* _WHAT THE TASK REQUIRES_
All lines from the one containing "OCR this image." through the last line of the listing below are to be copied exactly. Exclude the pictures.

* _DATA EXCERPTS_
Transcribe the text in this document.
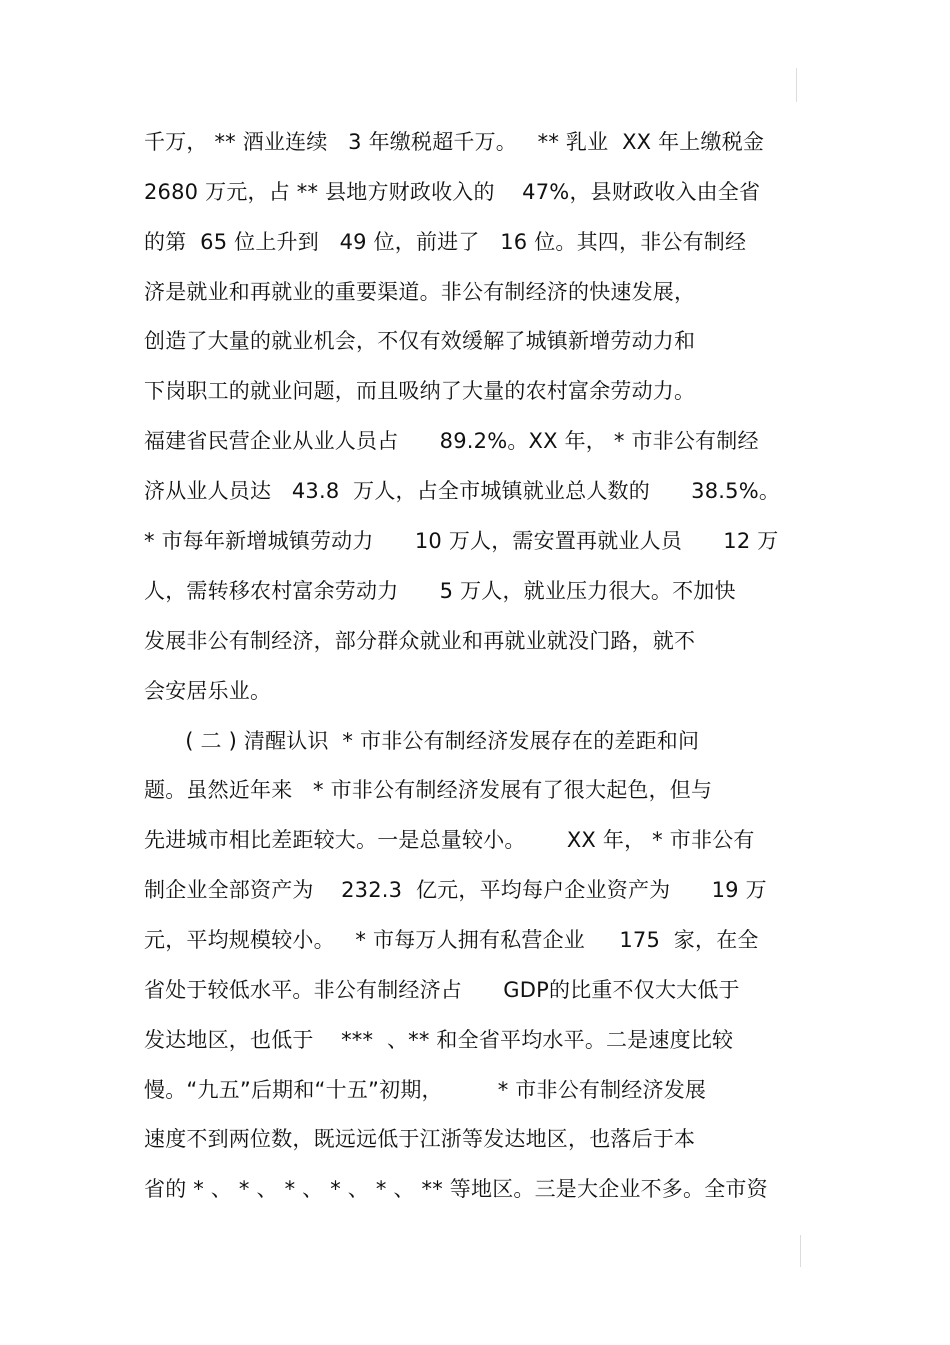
千万， ** 酒业连续   3 年缴税超千万。   ** 乳业  XX 年上缴税金
2680 万元，占 ** 县地方财政收入的    47%，县财政收入由全省
的第  65 位上升到   49 位，前进了   16 位。其四，非公有制经
济是就业和再就业的重要渠道。非公有制经济的快速发展，
创造了大量的就业机会，不仅有效缓解了城镇新增劳动力和
下岗职工的就业问题，而且吸纳了大量的农村富余劳动力。
福建省民营企业从业人员占      89.2%。XX 年， * 市非公有制经
济从业人员达   43.8  万人，占全市城镇就业总人数的      38.5%。
* 市每年新增城镇劳动力      10 万人，需安置再就业人员      12 万
人，需转移农村富余劳动力      5 万人，就业压力很大。不加快
发展非公有制经济，部分群众就业和再就业就没门路，就不
会安居乐业。
( 二 ) 清醒认识  * 市非公有制经济发展存在的差距和问
题。虽然近年来   * 市非公有制经济发展有了很大起色，但与
先进城市相比差距较大。一是总量较小。      XX 年， * 市非公有
制企业全部资产为    232.3  亿元，平均每户企业资产为      19 万
元，平均规模较小。   * 市每万人拥有私营企业     175  家，在全
省处于较低水平。非公有制经济占      GDP的比重不仅大大低于
发达地区，也低于    ***  、** 和全省平均水平。二是速度比较
慢。“九五”后期和“十五”初期，        * 市非公有制经济发展
速度不到两位数，既远远低于江浙等发达地区，也落后于本
省的 * 、 * 、 * 、 * 、 * 、 ** 等地区。三是大企业不多。全市资
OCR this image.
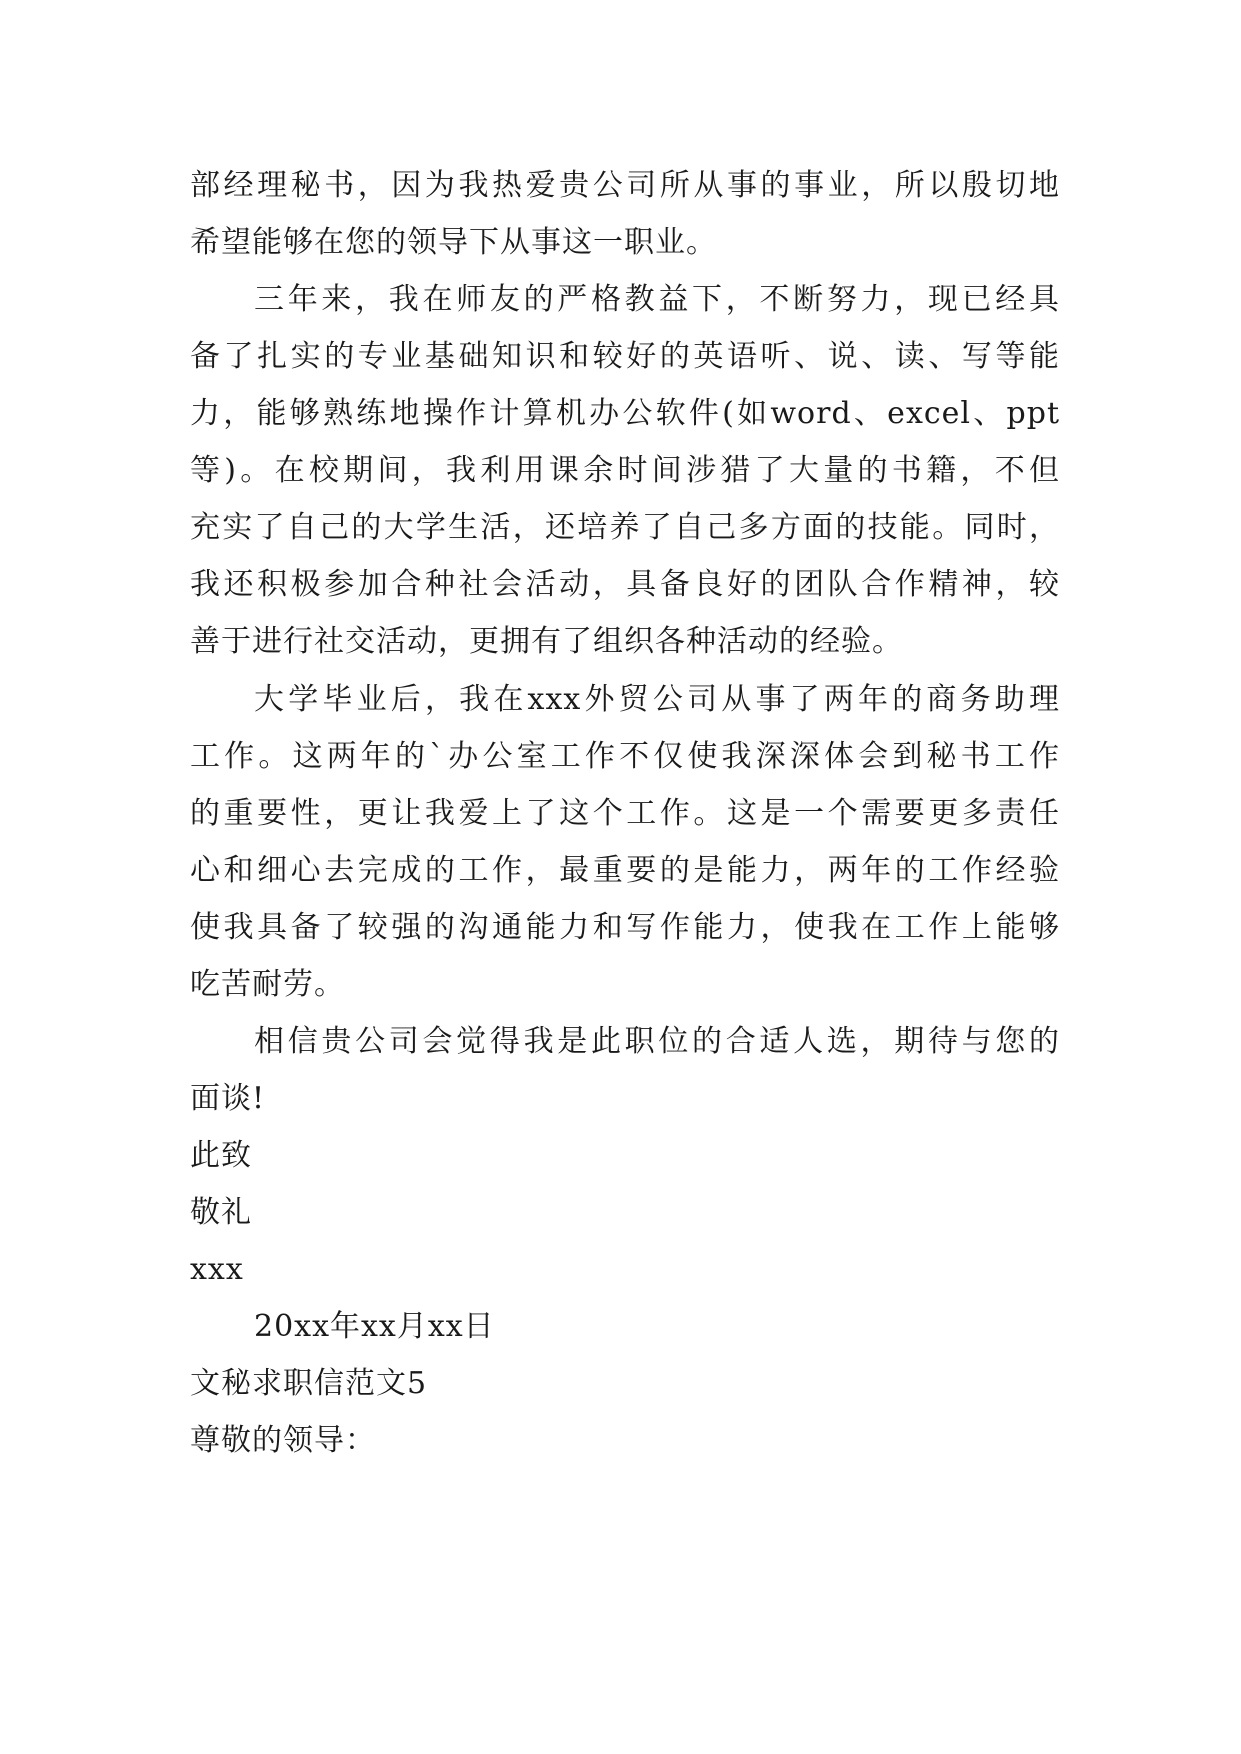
部经理秘书，因为我热爱贵公司所从事的事业，所以殷切地
希望能够在您的领导下从事这一职业。
三年来，我在师友的严格教益下，不断努力，现已经具
备了扎实的专业基础知识和较好的英语听、说、读、写等能
力，能够熟练地操作计算机办公软件(如word、excel、ppt
等)。在校期间，我利用课余时间涉猎了大量的书籍，不但
充实了自己的大学生活，还培养了自己多方面的技能。同时，
我还积极参加合种社会活动，具备良好的团队合作精神，较
善于进行社交活动，更拥有了组织各种活动的经验。
大学毕业后，我在xxx外贸公司从事了两年的商务助理
工作。这两年的`办公室工作不仅使我深深体会到秘书工作
的重要性，更让我爱上了这个工作。这是一个需要更多责任
心和细心去完成的工作，最重要的是能力，两年的工作经验
使我具备了较强的沟通能力和写作能力，使我在工作上能够
吃苦耐劳。
相信贵公司会觉得我是此职位的合适人选，期待与您的
面谈!
此致
敬礼
xxx
20xx年xx月xx日
文秘求职信范文5
尊敬的领导：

* _COMPLETED TASK_
OCR this image.
部经理秘书，因为我热爱贵公司所从事的事业，所以殷切地
希望能够在您的领导下从事这一职业。
三年来，我在师友的严格教益下，不断努力，现已经具
备了扎实的专业基础知识和较好的英语听、说、读、写等能
力，能够熟练地操作计算机办公软件(如word、excel、ppt
等)。在校期间，我利用课余时间涉猎了大量的书籍，不但
充实了自己的大学生活，还培养了自己多方面的技能。同时，
我还积极参加合种社会活动，具备良好的团队合作精神，较
善于进行社交活动，更拥有了组织各种活动的经验。
大学毕业后，我在xxx外贸公司从事了两年的商务助理
工作。这两年的`办公室工作不仅使我深深体会到秘书工作
的重要性，更让我爱上了这个工作。这是一个需要更多责任
心和细心去完成的工作，最重要的是能力，两年的工作经验
使我具备了较强的沟通能力和写作能力，使我在工作上能够
吃苦耐劳。
相信贵公司会觉得我是此职位的合适人选，期待与您的
面谈!
此致
敬礼
xxx
20xx年xx月xx日
文秘求职信范文5
尊敬的领导：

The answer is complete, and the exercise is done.